AIM A:
Answer these questions about the book description below:
(i) Which four Melville novels does Otter read?
(ii) What does Otter present Melville's works as?
(iii) Which novel's chapter centers on flogged bodies?

Melville’s Anatomies


Book Description

In fascinating new contextual readings of four of Herman Melville's novels—Typee, White-Jacket, Moby-Dick, and Pierre—Samuel Otter delves into Melville's exorbitant prose to show how he anatomizes ideology, making it palpable and strange. Otter portrays Melville as deeply concerned with issues of race, the body, gender, sentiment, and national identity. He articulates a range of contemporary texts (narratives of travelers, seamen, and slaves; racial and aesthetic treatises; fiction; poetry; and essays) in order to flesh out Melville's discursive world. Otter presents Melville's works as "inside narratives" offering material analyses of consciousness. Chapters center on the tattooed faces in Typee, the flogged bodies in White-Jacket, the scrutinized heads in Moby-Dick, and the desiring eyes and eloquent, constricted hearts of Pierre. Otter shows how Melville's books tell of the epic quest to know the secrets of the human body. Rather than dismiss contemporary beliefs about race, self, and nation, Melville inhabits them, acknowledging their appeal and examining their sway. Meticulously researched and brilliantly argued, this groundbreaking study links Melville's words to his world and presses the relations between discourse and ideology. It will deeply influence all future studies of Melville and his work.

AIM B:
Please set out the lines of the records starting at the line that contains "- comment-item-1: al" and ending at the line that contains "- comment-time: 5-10", both included, as a Markdown table with the columns Row and Line. Leave out blank lines and number the rows from 1.

(Layout annotation records)
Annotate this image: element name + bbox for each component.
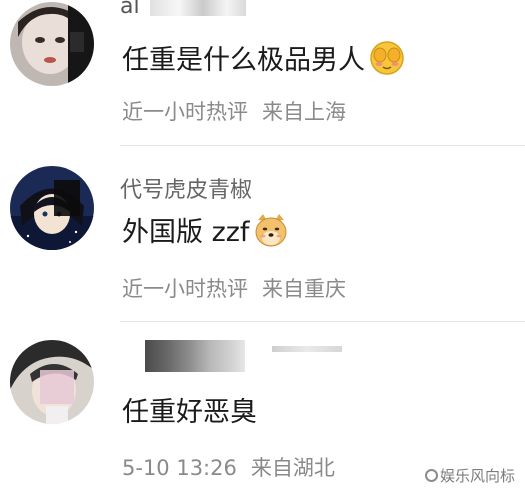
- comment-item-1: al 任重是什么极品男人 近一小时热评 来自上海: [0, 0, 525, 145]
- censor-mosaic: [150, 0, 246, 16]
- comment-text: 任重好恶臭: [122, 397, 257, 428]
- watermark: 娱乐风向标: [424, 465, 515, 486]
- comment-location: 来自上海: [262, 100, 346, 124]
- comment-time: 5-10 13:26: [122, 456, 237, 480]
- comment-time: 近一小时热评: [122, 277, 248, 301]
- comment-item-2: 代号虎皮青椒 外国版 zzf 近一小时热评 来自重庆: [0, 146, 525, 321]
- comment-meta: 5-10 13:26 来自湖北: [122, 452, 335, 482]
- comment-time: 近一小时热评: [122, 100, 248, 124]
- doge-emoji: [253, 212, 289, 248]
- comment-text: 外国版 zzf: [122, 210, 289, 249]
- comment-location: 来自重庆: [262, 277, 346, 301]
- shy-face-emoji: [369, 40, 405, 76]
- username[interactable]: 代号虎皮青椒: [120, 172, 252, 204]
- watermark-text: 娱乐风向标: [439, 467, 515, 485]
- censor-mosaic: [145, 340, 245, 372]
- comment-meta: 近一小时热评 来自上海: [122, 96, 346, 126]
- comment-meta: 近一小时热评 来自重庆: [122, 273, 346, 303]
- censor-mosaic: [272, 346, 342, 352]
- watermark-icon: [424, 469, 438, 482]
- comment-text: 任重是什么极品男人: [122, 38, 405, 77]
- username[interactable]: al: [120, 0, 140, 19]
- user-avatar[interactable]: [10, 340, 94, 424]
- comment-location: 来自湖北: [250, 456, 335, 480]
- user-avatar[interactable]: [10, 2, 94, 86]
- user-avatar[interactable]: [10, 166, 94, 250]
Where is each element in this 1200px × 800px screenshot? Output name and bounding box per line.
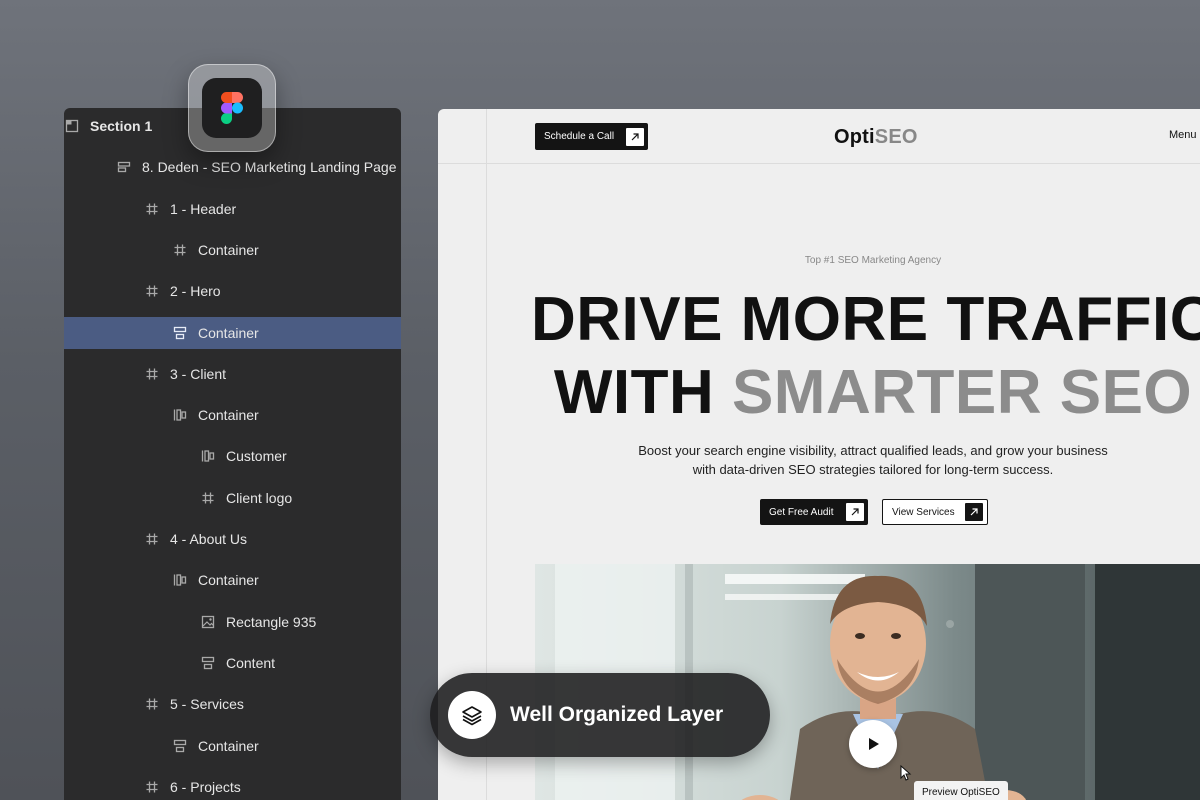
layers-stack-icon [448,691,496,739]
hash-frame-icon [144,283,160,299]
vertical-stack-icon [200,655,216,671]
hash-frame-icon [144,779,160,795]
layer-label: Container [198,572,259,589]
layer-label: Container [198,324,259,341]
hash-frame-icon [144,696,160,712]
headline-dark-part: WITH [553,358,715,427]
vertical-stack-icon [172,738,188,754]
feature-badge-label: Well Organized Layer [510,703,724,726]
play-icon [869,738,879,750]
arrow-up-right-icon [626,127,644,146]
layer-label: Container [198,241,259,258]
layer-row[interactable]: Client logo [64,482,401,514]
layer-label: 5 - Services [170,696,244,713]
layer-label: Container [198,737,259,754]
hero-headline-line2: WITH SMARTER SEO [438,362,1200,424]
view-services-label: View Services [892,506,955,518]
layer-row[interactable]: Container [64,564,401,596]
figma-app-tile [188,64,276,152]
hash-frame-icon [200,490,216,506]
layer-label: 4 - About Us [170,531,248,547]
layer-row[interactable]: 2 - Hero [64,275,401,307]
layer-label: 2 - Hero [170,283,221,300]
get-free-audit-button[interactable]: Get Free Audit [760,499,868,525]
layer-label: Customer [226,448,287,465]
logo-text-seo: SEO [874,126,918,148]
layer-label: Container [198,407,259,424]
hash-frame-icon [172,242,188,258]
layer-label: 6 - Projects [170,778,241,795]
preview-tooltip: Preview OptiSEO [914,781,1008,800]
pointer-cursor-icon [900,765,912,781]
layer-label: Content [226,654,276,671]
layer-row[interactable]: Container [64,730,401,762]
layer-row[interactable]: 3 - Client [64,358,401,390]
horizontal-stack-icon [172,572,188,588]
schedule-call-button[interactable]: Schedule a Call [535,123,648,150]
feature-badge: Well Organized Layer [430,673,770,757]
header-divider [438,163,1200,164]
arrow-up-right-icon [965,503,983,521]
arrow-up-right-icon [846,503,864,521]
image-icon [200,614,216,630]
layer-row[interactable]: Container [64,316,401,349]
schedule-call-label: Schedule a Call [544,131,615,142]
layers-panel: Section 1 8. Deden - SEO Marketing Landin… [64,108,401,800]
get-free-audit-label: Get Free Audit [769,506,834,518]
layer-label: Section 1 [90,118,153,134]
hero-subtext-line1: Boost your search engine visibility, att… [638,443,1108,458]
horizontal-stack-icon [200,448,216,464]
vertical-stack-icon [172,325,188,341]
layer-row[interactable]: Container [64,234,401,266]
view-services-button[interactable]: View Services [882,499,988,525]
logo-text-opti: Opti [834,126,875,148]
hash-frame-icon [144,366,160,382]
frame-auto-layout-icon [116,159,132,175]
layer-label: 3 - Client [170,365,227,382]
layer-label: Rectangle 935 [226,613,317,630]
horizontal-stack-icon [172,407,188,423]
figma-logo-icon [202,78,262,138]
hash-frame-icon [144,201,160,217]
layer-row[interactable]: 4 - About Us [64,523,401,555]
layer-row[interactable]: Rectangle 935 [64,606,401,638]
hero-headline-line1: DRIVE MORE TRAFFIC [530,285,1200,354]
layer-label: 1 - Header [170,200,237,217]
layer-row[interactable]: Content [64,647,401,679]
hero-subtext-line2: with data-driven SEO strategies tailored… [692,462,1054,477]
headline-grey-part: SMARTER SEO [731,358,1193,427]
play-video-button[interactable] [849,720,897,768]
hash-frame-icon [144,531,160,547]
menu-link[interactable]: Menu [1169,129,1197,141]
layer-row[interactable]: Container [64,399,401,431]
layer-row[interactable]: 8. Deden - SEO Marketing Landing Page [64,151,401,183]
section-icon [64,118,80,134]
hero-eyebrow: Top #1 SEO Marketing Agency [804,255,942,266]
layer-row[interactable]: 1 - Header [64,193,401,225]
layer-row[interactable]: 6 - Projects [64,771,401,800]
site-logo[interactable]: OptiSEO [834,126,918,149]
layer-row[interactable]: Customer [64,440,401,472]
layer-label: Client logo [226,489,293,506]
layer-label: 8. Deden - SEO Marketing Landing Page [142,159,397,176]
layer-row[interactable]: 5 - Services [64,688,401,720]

RESULT A:
(i) Typee, White-Jacket, Moby-Dick, and Pierre
(ii) As "inside narratives" offering material analyses of consciousness
(iii) White-Jacket

RESULT B:
| Row | Line |
|---|---|
| 1 | - comment-item-1: al 任重是什么极品男人 近一小时热评 来自上海: [0, 0, 525, 145] |
| 2 | - censor-mosaic: [150, 0, 246, 16] |
| 3 | - comment-text: 任重好恶臭: [122, 397, 257, 428] |
| 4 | - watermark: 娱乐风向标: [424, 465, 515, 486] |
| 5 | - comment-location: 来自上海: [262, 100, 346, 124] |
| 6 | - comment-time: 5-10 13:26: [122, 456, 237, 480] |